Figure data in JSON:
════════
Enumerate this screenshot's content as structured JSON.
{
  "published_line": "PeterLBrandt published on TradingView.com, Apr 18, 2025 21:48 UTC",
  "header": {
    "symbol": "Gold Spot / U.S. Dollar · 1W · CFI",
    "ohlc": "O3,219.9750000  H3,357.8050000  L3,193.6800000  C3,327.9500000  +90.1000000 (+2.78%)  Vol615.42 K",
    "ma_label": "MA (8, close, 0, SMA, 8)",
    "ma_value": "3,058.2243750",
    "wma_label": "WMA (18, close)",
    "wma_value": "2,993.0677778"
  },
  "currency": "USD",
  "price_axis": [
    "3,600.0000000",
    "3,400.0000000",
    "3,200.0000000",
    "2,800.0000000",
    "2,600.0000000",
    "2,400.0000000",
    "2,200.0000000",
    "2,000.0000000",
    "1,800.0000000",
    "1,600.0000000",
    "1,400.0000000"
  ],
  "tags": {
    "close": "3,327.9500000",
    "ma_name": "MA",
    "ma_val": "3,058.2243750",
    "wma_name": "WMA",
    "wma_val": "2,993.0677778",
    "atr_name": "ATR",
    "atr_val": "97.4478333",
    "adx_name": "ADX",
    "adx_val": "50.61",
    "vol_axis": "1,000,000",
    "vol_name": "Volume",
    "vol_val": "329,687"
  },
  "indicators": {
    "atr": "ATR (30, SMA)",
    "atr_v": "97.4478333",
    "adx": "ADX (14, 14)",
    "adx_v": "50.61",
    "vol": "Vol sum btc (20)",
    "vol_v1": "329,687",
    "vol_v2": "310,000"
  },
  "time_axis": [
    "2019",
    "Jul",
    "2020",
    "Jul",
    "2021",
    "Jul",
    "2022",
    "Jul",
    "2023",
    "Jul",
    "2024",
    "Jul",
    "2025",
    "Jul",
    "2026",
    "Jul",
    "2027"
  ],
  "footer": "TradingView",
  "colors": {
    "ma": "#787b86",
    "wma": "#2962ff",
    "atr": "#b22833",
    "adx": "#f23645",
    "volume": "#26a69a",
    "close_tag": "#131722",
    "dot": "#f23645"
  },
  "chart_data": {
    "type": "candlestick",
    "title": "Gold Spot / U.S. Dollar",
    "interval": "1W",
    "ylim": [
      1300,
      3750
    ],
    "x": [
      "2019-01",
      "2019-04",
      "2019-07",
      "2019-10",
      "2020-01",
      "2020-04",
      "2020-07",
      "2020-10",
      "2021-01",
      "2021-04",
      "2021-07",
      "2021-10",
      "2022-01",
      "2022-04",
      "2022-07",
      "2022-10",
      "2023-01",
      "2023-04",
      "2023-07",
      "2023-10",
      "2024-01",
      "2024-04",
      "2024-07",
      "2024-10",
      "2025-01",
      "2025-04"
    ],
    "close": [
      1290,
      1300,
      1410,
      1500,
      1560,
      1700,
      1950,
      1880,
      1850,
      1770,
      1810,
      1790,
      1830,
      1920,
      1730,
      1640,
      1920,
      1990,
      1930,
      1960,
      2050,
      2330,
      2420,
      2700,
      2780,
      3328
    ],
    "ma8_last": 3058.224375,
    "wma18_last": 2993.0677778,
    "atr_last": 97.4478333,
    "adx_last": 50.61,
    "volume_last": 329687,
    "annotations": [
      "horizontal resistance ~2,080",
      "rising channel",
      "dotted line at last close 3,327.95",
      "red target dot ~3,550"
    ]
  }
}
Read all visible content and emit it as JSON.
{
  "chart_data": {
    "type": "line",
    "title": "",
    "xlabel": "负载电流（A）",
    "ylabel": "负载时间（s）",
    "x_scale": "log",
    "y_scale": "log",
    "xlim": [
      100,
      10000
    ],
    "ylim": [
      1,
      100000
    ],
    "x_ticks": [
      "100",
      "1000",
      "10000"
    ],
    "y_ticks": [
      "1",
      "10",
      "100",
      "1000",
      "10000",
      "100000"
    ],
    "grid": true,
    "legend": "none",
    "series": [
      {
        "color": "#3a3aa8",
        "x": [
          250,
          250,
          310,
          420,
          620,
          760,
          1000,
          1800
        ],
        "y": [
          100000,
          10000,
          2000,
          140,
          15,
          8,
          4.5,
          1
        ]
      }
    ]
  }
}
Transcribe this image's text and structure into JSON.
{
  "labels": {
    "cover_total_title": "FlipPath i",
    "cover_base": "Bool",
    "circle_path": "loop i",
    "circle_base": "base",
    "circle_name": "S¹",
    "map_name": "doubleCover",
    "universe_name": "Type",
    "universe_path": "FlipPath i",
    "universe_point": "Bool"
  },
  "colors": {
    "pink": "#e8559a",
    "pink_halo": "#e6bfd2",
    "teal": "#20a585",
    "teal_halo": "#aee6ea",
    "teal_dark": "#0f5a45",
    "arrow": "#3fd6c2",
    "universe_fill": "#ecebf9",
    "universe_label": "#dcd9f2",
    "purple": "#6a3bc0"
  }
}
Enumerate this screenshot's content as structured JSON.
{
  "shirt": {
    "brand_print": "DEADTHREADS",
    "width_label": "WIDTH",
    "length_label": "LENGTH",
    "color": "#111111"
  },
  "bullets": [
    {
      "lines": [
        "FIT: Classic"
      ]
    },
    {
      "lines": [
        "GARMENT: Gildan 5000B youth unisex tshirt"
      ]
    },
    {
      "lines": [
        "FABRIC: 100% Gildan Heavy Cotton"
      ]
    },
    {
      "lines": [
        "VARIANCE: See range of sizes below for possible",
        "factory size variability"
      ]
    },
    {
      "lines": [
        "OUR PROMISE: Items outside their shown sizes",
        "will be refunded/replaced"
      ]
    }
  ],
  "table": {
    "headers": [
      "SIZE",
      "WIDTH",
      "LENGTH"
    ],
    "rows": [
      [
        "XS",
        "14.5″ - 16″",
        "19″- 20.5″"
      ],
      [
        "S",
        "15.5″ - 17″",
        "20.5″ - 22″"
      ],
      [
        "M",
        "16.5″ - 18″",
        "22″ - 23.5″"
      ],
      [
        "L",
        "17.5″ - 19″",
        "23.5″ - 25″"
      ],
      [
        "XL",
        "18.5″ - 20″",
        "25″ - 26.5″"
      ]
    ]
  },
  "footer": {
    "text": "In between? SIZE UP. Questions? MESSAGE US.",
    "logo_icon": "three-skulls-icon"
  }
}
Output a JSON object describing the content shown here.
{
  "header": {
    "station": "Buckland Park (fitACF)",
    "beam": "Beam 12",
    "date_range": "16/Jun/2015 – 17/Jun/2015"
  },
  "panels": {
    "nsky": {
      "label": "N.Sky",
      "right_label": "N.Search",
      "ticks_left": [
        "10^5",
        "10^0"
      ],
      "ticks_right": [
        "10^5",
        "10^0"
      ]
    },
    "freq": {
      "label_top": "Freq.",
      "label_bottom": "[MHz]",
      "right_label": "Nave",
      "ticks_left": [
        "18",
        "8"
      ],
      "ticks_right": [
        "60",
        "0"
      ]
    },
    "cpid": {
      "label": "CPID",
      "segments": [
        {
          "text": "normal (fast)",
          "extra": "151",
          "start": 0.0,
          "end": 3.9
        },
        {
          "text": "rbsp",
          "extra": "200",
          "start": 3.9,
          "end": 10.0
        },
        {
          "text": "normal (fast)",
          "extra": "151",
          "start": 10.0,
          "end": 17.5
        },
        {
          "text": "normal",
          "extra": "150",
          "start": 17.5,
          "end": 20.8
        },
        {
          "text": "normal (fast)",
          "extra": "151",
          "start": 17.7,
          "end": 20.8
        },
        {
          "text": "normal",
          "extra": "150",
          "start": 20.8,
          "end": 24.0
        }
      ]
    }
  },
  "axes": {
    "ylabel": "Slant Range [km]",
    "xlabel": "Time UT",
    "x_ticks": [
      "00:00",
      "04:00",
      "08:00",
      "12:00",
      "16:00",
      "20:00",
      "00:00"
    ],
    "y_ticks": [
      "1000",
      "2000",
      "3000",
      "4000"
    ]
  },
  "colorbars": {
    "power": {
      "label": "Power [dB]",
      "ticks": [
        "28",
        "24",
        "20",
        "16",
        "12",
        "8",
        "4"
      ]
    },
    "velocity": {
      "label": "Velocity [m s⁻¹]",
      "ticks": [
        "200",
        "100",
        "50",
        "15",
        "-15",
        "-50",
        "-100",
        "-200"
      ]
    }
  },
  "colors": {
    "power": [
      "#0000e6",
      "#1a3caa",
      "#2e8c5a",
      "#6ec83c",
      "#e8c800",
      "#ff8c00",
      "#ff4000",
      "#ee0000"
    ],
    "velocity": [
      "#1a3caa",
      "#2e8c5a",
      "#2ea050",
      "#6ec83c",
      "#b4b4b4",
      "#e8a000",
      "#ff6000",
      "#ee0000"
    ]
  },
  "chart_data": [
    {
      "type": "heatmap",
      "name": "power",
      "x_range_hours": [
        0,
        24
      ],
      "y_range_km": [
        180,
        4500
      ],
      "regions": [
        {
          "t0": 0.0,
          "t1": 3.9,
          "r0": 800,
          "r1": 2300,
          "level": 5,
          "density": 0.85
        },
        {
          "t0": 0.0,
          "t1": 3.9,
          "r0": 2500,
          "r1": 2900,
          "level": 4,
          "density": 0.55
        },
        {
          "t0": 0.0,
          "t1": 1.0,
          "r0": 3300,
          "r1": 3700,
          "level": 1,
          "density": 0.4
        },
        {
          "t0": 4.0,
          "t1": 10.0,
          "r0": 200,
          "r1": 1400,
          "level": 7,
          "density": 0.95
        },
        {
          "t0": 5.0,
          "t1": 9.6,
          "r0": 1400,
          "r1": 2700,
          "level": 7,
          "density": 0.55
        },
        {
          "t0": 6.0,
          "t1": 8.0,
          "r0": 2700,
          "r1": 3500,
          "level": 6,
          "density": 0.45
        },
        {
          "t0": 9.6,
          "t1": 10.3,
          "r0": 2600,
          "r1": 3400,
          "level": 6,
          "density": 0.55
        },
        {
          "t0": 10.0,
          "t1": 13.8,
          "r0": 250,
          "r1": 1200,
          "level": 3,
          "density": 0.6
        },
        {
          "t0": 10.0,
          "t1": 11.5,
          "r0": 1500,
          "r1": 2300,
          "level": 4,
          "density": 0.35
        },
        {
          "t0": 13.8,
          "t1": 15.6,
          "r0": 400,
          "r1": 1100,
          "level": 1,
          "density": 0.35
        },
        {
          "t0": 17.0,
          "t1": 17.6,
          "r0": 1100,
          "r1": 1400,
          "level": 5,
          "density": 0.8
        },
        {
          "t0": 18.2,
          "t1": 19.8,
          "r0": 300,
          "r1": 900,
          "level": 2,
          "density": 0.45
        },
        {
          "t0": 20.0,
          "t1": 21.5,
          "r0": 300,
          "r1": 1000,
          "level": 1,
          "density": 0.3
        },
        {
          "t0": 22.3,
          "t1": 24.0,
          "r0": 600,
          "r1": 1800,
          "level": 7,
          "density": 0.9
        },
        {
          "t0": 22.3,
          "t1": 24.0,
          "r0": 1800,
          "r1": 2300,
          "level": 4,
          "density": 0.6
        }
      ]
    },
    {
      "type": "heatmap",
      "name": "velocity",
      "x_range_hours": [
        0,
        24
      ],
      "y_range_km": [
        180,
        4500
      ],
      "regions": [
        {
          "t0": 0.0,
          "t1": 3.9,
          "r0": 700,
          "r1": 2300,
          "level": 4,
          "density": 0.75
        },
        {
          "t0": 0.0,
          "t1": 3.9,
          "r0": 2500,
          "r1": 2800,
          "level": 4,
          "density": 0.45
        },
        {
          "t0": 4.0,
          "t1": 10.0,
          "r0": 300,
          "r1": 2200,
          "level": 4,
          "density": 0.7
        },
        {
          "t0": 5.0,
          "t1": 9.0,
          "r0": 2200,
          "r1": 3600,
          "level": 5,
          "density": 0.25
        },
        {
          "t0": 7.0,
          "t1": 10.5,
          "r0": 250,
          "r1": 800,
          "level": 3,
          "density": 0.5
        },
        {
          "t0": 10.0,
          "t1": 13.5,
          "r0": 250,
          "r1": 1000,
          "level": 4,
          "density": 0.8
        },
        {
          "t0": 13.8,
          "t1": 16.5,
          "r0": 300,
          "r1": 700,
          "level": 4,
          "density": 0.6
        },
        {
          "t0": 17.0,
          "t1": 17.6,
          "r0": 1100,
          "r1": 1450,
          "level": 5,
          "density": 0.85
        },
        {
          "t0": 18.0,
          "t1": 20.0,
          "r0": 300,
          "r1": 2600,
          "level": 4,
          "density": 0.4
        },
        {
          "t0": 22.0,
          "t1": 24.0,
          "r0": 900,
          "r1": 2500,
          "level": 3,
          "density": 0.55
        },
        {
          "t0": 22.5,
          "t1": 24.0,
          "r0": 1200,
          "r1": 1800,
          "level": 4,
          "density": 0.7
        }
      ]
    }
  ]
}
════════
- _Short problem_
In the entries above, count each line that holds "TradingView". Give the total and nothing else.

- _Solution_
2